Entries with figure data:
..........
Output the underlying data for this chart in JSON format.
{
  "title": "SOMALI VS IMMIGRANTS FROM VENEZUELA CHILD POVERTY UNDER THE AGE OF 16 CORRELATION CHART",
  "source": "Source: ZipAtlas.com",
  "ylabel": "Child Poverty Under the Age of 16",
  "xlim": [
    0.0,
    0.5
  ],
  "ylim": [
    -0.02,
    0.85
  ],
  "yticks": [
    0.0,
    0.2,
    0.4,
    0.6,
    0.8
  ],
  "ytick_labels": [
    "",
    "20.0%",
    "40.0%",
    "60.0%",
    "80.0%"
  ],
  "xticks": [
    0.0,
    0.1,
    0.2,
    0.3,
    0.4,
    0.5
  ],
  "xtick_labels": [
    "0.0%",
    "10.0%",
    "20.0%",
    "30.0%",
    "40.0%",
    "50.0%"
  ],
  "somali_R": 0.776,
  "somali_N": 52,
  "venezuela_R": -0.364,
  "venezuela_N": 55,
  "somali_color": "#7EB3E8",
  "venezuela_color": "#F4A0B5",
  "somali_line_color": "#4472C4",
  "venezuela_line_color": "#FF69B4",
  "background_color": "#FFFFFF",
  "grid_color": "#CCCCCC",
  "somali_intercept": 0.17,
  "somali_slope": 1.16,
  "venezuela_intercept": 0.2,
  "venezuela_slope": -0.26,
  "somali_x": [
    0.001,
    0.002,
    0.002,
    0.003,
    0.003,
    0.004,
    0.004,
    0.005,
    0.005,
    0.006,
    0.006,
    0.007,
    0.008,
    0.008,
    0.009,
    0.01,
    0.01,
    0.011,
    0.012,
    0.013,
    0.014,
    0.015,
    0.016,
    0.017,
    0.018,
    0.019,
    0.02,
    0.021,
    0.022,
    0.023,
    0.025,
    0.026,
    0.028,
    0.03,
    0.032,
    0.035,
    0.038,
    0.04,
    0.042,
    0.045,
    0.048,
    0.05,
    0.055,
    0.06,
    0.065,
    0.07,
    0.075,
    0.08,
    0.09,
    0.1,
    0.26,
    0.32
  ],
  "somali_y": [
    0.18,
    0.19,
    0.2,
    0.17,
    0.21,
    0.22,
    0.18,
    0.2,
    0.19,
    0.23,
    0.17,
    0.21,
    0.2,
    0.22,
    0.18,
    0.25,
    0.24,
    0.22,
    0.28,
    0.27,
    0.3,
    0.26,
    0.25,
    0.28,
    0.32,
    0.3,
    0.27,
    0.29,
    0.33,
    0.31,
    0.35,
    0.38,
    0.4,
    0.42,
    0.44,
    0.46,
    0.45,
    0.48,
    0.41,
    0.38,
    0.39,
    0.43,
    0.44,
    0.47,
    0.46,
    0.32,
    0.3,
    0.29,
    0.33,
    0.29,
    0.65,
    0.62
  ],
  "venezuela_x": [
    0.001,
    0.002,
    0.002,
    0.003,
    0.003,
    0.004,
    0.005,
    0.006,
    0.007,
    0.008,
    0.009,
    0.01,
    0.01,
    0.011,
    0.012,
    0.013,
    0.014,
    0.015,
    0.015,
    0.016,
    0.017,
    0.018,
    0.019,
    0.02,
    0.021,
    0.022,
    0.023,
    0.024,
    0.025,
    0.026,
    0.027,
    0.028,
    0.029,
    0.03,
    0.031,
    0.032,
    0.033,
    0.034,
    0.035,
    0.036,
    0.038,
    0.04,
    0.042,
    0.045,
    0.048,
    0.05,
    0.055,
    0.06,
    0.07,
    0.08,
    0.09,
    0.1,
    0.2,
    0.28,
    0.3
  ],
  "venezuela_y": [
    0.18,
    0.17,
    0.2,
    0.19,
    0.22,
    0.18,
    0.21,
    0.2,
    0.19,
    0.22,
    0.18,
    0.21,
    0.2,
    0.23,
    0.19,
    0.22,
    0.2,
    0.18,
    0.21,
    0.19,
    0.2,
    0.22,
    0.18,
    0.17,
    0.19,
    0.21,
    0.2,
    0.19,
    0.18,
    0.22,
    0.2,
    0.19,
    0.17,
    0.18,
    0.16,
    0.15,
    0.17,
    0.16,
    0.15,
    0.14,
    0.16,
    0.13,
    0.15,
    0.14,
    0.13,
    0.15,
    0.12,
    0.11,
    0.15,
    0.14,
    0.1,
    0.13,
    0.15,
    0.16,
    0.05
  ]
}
..........
# THE TASK
Return what is listed above, exactly and completely.

# ANSWER
Output the underlying data for this chart in JSON format.
{
  "title": "SOMALI VS IMMIGRANTS FROM VENEZUELA CHILD POVERTY UNDER THE AGE OF 16 CORRELATION CHART",
  "source": "Source: ZipAtlas.com",
  "ylabel": "Child Poverty Under the Age of 16",
  "xlim": [
    0.0,
    0.5
  ],
  "ylim": [
    -0.02,
    0.85
  ],
  "yticks": [
    0.0,
    0.2,
    0.4,
    0.6,
    0.8
  ],
  "ytick_labels": [
    "",
    "20.0%",
    "40.0%",
    "60.0%",
    "80.0%"
  ],
  "xticks": [
    0.0,
    0.1,
    0.2,
    0.3,
    0.4,
    0.5
  ],
  "xtick_labels": [
    "0.0%",
    "10.0%",
    "20.0%",
    "30.0%",
    "40.0%",
    "50.0%"
  ],
  "somali_R": 0.776,
  "somali_N": 52,
  "venezuela_R": -0.364,
  "venezuela_N": 55,
  "somali_color": "#7EB3E8",
  "venezuela_color": "#F4A0B5",
  "somali_line_color": "#4472C4",
  "venezuela_line_color": "#FF69B4",
  "background_color": "#FFFFFF",
  "grid_color": "#CCCCCC",
  "somali_intercept": 0.17,
  "somali_slope": 1.16,
  "venezuela_intercept": 0.2,
  "venezuela_slope": -0.26,
  "somali_x": [
    0.001,
    0.002,
    0.002,
    0.003,
    0.003,
    0.004,
    0.004,
    0.005,
    0.005,
    0.006,
    0.006,
    0.007,
    0.008,
    0.008,
    0.009,
    0.01,
    0.01,
    0.011,
    0.012,
    0.013,
    0.014,
    0.015,
    0.016,
    0.017,
    0.018,
    0.019,
    0.02,
    0.021,
    0.022,
    0.023,
    0.025,
    0.026,
    0.028,
    0.03,
    0.032,
    0.035,
    0.038,
    0.04,
    0.042,
    0.045,
    0.048,
    0.05,
    0.055,
    0.06,
    0.065,
    0.07,
    0.075,
    0.08,
    0.09,
    0.1,
    0.26,
    0.32
  ],
  "somali_y": [
    0.18,
    0.19,
    0.2,
    0.17,
    0.21,
    0.22,
    0.18,
    0.2,
    0.19,
    0.23,
    0.17,
    0.21,
    0.2,
    0.22,
    0.18,
    0.25,
    0.24,
    0.22,
    0.28,
    0.27,
    0.3,
    0.26,
    0.25,
    0.28,
    0.32,
    0.3,
    0.27,
    0.29,
    0.33,
    0.31,
    0.35,
    0.38,
    0.4,
    0.42,
    0.44,
    0.46,
    0.45,
    0.48,
    0.41,
    0.38,
    0.39,
    0.43,
    0.44,
    0.47,
    0.46,
    0.32,
    0.3,
    0.29,
    0.33,
    0.29,
    0.65,
    0.62
  ],
  "venezuela_x": [
    0.001,
    0.002,
    0.002,
    0.003,
    0.003,
    0.004,
    0.005,
    0.006,
    0.007,
    0.008,
    0.009,
    0.01,
    0.01,
    0.011,
    0.012,
    0.013,
    0.014,
    0.015,
    0.015,
    0.016,
    0.017,
    0.018,
    0.019,
    0.02,
    0.021,
    0.022,
    0.023,
    0.024,
    0.025,
    0.026,
    0.027,
    0.028,
    0.029,
    0.03,
    0.031,
    0.032,
    0.033,
    0.034,
    0.035,
    0.036,
    0.038,
    0.04,
    0.042,
    0.045,
    0.048,
    0.05,
    0.055,
    0.06,
    0.07,
    0.08,
    0.09,
    0.1,
    0.2,
    0.28,
    0.3
  ],
  "venezuela_y": [
    0.18,
    0.17,
    0.2,
    0.19,
    0.22,
    0.18,
    0.21,
    0.2,
    0.19,
    0.22,
    0.18,
    0.21,
    0.2,
    0.23,
    0.19,
    0.22,
    0.2,
    0.18,
    0.21,
    0.19,
    0.2,
    0.22,
    0.18,
    0.17,
    0.19,
    0.21,
    0.2,
    0.19,
    0.18,
    0.22,
    0.2,
    0.19,
    0.17,
    0.18,
    0.16,
    0.15,
    0.17,
    0.16,
    0.15,
    0.14,
    0.16,
    0.13,
    0.15,
    0.14,
    0.13,
    0.15,
    0.12,
    0.11,
    0.15,
    0.14,
    0.1,
    0.13,
    0.15,
    0.16,
    0.05
  ]
}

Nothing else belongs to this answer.